(Given entries begins)

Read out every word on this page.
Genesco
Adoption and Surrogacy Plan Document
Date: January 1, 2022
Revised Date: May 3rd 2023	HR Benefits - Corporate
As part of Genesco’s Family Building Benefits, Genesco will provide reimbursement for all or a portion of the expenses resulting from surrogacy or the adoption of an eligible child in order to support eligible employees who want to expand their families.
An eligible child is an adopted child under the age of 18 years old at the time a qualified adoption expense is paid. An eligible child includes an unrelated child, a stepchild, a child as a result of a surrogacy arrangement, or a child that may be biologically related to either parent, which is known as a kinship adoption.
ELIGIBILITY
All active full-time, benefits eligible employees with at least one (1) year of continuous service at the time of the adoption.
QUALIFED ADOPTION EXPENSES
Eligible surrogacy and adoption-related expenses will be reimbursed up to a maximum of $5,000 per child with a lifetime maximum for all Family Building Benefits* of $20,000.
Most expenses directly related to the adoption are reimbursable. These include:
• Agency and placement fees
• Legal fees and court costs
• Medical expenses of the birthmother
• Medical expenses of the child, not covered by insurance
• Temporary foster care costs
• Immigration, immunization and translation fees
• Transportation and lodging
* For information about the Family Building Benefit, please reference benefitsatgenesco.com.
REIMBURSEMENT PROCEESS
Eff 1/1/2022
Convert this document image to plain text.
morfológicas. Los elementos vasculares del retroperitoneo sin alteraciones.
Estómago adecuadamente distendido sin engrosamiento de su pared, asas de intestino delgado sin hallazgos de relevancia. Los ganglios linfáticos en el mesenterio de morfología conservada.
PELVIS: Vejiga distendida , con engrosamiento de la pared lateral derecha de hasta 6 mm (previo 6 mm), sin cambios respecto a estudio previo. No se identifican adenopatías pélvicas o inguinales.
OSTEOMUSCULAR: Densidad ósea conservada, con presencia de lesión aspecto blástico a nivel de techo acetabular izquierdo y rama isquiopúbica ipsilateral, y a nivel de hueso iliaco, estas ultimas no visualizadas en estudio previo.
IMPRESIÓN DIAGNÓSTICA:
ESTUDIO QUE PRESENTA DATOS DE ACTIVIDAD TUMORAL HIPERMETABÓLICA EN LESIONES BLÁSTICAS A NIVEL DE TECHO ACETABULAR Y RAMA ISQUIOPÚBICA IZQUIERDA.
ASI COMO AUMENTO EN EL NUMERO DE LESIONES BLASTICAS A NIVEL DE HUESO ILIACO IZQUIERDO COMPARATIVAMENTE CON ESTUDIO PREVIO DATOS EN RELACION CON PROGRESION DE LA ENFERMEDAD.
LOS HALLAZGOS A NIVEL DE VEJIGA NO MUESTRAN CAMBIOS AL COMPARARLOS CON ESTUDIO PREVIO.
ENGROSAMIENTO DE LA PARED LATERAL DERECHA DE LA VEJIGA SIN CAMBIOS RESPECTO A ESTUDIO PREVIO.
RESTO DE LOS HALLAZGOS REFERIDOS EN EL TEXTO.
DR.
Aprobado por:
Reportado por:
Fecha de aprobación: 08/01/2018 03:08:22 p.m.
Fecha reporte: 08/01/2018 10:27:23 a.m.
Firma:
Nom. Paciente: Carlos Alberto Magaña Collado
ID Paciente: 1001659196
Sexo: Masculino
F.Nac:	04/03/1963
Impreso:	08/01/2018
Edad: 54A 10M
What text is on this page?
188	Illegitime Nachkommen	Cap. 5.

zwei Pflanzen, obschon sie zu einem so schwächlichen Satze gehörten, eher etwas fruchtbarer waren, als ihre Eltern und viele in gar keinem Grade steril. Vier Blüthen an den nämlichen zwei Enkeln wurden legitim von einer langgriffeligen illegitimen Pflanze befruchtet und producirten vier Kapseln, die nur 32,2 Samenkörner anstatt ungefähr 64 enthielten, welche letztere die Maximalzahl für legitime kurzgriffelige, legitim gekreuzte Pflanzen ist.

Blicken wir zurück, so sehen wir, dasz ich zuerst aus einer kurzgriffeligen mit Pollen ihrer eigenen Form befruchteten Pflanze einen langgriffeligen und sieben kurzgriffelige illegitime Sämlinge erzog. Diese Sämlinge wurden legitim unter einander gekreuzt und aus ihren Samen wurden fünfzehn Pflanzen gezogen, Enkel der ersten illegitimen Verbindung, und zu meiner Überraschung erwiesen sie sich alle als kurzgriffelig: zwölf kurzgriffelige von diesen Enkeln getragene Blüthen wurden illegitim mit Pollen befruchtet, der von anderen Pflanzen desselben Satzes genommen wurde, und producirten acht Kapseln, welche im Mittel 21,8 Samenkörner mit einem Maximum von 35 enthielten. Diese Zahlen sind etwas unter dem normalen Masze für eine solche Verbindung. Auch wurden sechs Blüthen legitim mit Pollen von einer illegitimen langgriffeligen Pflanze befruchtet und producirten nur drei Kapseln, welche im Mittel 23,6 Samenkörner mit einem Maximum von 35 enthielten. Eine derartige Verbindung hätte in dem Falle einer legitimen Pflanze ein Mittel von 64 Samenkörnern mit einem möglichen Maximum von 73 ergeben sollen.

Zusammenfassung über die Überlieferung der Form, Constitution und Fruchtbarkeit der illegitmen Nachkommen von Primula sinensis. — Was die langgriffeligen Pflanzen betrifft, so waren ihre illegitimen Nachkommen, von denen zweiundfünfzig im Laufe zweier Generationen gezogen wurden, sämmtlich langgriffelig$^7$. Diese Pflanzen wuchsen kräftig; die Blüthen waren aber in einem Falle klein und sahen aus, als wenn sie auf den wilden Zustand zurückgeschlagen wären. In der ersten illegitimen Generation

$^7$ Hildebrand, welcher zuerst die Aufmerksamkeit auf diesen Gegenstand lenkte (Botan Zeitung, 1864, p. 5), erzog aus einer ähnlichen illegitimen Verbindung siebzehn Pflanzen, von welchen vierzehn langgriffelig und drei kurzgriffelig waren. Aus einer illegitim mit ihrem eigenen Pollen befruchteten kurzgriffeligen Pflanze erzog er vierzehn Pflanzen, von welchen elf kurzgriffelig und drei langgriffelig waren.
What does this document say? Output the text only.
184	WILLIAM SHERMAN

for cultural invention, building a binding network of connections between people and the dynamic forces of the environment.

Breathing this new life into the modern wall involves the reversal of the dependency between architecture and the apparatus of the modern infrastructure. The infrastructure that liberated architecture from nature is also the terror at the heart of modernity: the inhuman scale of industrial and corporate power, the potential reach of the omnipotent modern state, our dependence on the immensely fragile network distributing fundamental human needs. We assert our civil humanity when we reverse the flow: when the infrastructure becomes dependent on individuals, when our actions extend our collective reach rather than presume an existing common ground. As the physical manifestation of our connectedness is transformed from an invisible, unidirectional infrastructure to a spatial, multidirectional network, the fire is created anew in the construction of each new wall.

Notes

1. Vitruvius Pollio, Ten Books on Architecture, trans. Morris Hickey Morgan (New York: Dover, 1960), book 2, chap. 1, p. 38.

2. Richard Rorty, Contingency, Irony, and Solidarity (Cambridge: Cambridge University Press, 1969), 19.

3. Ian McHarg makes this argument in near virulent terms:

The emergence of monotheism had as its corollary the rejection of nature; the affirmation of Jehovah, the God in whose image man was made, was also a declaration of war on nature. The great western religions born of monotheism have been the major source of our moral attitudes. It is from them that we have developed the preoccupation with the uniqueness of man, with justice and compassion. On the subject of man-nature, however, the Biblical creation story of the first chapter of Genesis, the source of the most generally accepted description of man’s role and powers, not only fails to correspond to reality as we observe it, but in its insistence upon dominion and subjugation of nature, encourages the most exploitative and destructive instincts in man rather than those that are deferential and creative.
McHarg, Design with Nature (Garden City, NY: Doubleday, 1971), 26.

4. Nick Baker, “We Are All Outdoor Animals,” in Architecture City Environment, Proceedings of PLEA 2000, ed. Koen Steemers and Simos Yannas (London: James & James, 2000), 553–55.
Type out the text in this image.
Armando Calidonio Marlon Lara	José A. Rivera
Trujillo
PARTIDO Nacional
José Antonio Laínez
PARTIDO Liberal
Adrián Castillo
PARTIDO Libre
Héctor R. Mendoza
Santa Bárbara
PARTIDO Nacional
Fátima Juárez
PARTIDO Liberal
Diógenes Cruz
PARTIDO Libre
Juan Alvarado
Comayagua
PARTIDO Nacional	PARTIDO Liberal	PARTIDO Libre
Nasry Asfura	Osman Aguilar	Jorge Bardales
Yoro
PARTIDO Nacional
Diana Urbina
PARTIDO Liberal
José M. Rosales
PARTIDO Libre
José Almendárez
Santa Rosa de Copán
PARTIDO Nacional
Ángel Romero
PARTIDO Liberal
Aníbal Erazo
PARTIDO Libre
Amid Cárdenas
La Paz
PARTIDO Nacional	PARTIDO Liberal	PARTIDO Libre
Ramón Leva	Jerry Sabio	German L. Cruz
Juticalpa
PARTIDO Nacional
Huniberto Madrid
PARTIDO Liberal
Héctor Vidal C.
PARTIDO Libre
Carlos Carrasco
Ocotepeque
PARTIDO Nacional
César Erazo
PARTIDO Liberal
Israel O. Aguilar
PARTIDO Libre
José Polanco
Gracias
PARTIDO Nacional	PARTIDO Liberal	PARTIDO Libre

(Given entries ends)

» **Your goal**
Which lines above contain the word "page"? Show each of them.

» **Expected answer**
Read out every word on this page.
What text is on this page?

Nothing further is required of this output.